## Required work
Will you transcribe the entries that follow, exactly and in full?

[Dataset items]
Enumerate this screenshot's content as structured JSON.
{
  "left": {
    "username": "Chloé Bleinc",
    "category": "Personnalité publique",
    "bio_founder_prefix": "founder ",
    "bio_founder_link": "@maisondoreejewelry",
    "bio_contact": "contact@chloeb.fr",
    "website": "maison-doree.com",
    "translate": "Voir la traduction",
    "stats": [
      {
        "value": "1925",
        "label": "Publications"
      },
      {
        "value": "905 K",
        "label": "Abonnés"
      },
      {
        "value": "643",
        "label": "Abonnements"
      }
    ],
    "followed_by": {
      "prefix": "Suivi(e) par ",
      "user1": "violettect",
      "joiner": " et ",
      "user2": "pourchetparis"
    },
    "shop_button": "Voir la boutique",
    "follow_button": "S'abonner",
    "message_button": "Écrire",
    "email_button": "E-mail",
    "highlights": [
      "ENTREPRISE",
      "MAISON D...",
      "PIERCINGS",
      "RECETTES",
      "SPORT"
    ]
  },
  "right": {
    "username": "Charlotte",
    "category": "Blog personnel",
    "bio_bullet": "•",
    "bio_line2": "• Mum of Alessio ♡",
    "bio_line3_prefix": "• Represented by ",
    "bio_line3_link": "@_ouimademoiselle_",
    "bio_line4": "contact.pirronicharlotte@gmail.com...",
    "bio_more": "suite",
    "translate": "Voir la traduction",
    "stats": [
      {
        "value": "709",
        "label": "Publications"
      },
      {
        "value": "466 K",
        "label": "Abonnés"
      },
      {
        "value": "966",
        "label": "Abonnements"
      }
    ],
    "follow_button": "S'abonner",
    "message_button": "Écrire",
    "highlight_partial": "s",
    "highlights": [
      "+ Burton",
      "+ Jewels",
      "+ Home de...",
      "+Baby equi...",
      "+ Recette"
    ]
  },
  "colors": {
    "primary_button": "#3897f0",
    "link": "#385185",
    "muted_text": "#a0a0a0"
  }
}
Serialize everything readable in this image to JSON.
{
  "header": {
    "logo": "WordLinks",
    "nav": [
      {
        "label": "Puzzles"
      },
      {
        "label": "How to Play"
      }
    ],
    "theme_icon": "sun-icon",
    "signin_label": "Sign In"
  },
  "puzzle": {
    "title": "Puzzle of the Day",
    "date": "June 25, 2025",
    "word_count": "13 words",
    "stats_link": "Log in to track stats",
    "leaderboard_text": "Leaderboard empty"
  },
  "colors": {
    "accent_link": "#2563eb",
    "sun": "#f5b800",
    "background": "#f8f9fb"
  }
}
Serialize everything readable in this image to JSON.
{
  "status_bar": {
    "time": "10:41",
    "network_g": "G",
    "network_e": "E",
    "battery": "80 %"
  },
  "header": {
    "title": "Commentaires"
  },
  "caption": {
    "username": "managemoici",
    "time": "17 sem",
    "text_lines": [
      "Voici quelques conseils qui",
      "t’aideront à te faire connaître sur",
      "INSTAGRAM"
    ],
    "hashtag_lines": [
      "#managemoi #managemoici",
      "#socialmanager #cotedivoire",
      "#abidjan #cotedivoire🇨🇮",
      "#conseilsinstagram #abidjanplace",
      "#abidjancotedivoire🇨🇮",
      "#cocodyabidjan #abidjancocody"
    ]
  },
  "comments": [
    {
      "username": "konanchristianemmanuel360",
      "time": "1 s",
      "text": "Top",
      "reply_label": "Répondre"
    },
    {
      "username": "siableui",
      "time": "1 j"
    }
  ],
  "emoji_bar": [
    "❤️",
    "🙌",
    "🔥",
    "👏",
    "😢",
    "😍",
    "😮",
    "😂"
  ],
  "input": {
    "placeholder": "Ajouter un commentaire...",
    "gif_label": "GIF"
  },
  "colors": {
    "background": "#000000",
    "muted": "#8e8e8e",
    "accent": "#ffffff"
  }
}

## Response
Enumerate this screenshot's content as structured JSON.
{
  "left": {
    "username": "Chloé Bleinc",
    "category": "Personnalité publique",
    "bio_founder_prefix": "founder ",
    "bio_founder_link": "@maisondoreejewelry",
    "bio_contact": "contact@chloeb.fr",
    "website": "maison-doree.com",
    "translate": "Voir la traduction",
    "stats": [
      {
        "value": "1925",
        "label": "Publications"
      },
      {
        "value": "905 K",
        "label": "Abonnés"
      },
      {
        "value": "643",
        "label": "Abonnements"
      }
    ],
    "followed_by": {
      "prefix": "Suivi(e) par ",
      "user1": "violettect",
      "joiner": " et ",
      "user2": "pourchetparis"
    },
    "shop_button": "Voir la boutique",
    "follow_button": "S'abonner",
    "message_button": "Écrire",
    "email_button": "E-mail",
    "highlights": [
      "ENTREPRISE",
      "MAISON D...",
      "PIERCINGS",
      "RECETTES",
      "SPORT"
    ]
  },
  "right": {
    "username": "Charlotte",
    "category": "Blog personnel",
    "bio_bullet": "•",
    "bio_line2": "• Mum of Alessio ♡",
    "bio_line3_prefix": "• Represented by ",
    "bio_line3_link": "@_ouimademoiselle_",
    "bio_line4": "contact.pirronicharlotte@gmail.com...",
    "bio_more": "suite",
    "translate": "Voir la traduction",
    "stats": [
      {
        "value": "709",
        "label": "Publications"
      },
      {
        "value": "466 K",
        "label": "Abonnés"
      },
      {
        "value": "966",
        "label": "Abonnements"
      }
    ],
    "follow_button": "S'abonner",
    "message_button": "Écrire",
    "highlight_partial": "s",
    "highlights": [
      "+ Burton",
      "+ Jewels",
      "+ Home de...",
      "+Baby equi...",
      "+ Recette"
    ]
  },
  "colors": {
    "primary_button": "#3897f0",
    "link": "#385185",
    "muted_text": "#a0a0a0"
  }
}
Serialize everything readable in this image to JSON.
{
  "header": {
    "logo": "WordLinks",
    "nav": [
      {
        "label": "Puzzles"
      },
      {
        "label": "How to Play"
      }
    ],
    "theme_icon": "sun-icon",
    "signin_label": "Sign In"
  },
  "puzzle": {
    "title": "Puzzle of the Day",
    "date": "June 25, 2025",
    "word_count": "13 words",
    "stats_link": "Log in to track stats",
    "leaderboard_text": "Leaderboard empty"
  },
  "colors": {
    "accent_link": "#2563eb",
    "sun": "#f5b800",
    "background": "#f8f9fb"
  }
}
Serialize everything readable in this image to JSON.
{
  "status_bar": {
    "time": "10:41",
    "network_g": "G",
    "network_e": "E",
    "battery": "80 %"
  },
  "header": {
    "title": "Commentaires"
  },
  "caption": {
    "username": "managemoici",
    "time": "17 sem",
    "text_lines": [
      "Voici quelques conseils qui",
      "t’aideront à te faire connaître sur",
      "INSTAGRAM"
    ],
    "hashtag_lines": [
      "#managemoi #managemoici",
      "#socialmanager #cotedivoire",
      "#abidjan #cotedivoire🇨🇮",
      "#conseilsinstagram #abidjanplace",
      "#abidjancotedivoire🇨🇮",
      "#cocodyabidjan #abidjancocody"
    ]
  },
  "comments": [
    {
      "username": "konanchristianemmanuel360",
      "time": "1 s",
      "text": "Top",
      "reply_label": "Répondre"
    },
    {
      "username": "siableui",
      "time": "1 j"
    }
  ],
  "emoji_bar": [
    "❤️",
    "🙌",
    "🔥",
    "👏",
    "😢",
    "😍",
    "😮",
    "😂"
  ],
  "input": {
    "placeholder": "Ajouter un commentaire...",
    "gif_label": "GIF"
  },
  "colors": {
    "background": "#000000",
    "muted": "#8e8e8e",
    "accent": "#ffffff"
  }
}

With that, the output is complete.